— To do —
Give the lines of the listing below as a Markdown table with the columns Row and Line. Begin with the line containing "Find all labels, buttons, inputs, and" and continue through the line containing "volume-bar xyxy=(916,526,924,540)". Number each row, skip blank lines, and leave the pictures out.

— Source data —
■ ■ ■ ■
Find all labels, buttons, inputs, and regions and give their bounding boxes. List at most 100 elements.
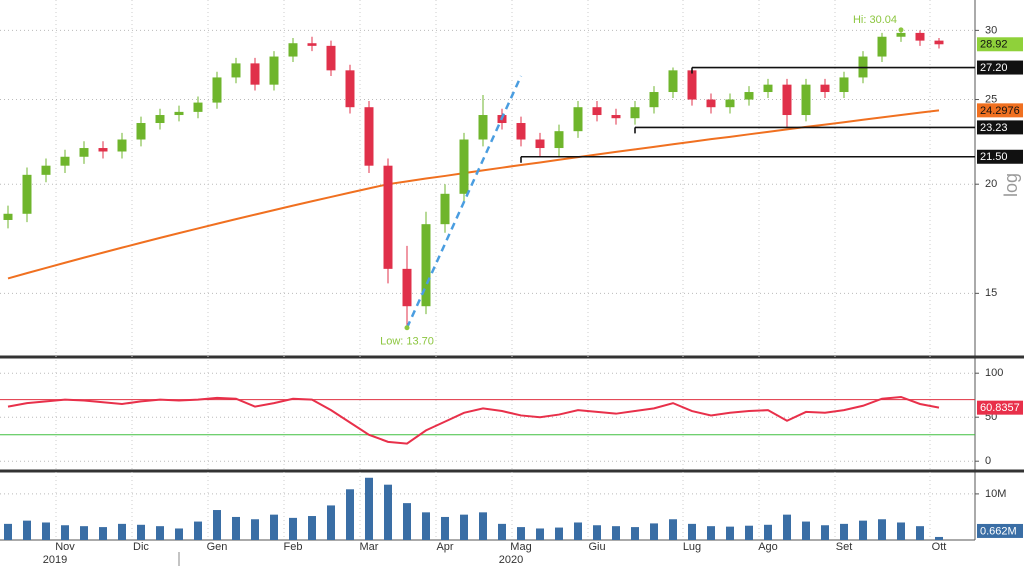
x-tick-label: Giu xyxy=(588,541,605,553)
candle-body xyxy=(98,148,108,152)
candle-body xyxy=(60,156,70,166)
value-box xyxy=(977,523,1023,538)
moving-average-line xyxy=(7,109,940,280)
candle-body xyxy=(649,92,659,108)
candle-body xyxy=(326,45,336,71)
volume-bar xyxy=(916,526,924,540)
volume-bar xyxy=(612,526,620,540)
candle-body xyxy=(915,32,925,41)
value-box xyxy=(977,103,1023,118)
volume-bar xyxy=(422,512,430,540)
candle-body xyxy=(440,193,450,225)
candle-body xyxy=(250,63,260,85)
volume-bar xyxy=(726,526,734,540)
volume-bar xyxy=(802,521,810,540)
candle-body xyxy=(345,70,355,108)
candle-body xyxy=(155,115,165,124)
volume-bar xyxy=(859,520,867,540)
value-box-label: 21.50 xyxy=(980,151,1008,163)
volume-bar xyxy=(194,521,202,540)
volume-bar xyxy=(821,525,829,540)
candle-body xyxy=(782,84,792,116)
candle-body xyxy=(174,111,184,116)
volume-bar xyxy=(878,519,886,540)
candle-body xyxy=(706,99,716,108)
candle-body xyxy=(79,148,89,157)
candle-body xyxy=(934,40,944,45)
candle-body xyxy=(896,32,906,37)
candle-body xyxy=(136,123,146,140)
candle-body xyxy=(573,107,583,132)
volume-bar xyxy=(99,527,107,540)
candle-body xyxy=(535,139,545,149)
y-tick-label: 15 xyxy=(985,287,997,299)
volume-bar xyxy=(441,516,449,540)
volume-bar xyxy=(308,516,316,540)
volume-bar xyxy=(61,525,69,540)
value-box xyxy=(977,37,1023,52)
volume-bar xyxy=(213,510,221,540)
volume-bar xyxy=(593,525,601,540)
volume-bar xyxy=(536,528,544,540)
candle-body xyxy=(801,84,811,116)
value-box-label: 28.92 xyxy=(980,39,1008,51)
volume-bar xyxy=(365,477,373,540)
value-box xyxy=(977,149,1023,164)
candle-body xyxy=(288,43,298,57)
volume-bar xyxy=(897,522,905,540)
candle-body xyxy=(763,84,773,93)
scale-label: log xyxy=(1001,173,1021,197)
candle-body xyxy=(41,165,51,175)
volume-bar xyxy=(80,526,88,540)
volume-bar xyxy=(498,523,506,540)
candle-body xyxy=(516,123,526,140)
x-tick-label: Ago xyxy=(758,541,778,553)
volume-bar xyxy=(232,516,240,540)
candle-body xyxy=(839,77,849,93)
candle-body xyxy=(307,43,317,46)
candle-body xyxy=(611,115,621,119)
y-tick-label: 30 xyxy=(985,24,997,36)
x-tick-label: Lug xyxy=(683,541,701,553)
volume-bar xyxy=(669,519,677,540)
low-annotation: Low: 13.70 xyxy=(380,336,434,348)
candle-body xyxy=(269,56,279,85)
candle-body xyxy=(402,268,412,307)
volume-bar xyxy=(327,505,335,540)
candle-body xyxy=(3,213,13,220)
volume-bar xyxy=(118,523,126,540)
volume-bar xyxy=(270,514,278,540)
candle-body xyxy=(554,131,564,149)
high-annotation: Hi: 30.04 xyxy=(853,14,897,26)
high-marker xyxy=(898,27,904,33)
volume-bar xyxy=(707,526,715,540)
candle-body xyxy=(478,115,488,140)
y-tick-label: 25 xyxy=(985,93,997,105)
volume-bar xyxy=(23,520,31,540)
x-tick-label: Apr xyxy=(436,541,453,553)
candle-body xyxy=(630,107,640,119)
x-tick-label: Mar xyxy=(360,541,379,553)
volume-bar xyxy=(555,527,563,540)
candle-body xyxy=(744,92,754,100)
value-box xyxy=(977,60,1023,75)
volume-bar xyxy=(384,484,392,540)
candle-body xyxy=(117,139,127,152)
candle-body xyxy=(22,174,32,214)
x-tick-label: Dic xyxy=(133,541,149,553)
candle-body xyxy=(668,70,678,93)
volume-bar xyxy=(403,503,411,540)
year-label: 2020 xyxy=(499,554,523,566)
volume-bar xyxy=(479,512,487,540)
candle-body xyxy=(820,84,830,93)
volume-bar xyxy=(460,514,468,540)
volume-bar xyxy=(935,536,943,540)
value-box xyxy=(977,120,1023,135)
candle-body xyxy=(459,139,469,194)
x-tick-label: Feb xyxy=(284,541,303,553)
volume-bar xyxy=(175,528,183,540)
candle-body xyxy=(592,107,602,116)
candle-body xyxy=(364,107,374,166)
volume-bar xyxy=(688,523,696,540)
■ ■ ■ ■
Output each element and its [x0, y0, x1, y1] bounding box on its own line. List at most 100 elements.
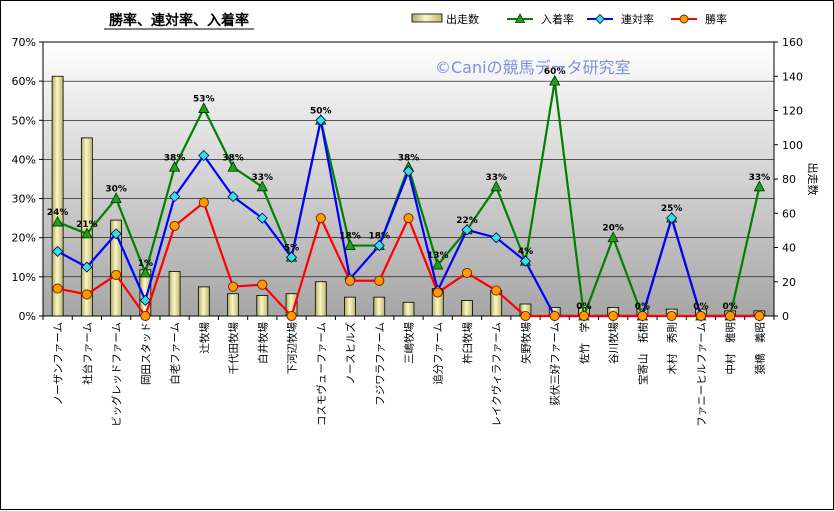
■ ■ ■ ■
— Completed exercise —
| Row | Line |
|---|---|
| 1 | Find all labels, buttons, inputs, and regions and give their bounding boxes. List at most 100 elements. |
| 2 | x-tick-label: Giu xyxy=(588,541,605,553) |
| 3 | candle-body xyxy=(98,148,108,152) |
| 4 | candle-body xyxy=(60,156,70,166) |
| 5 | value-box xyxy=(977,523,1023,538) |
| 6 | moving-average-line xyxy=(7,109,940,280) |
| 7 | candle-body xyxy=(649,92,659,108) |
| 8 | candle-body xyxy=(326,45,336,71) |
| 9 | volume-bar xyxy=(916,526,924,540) |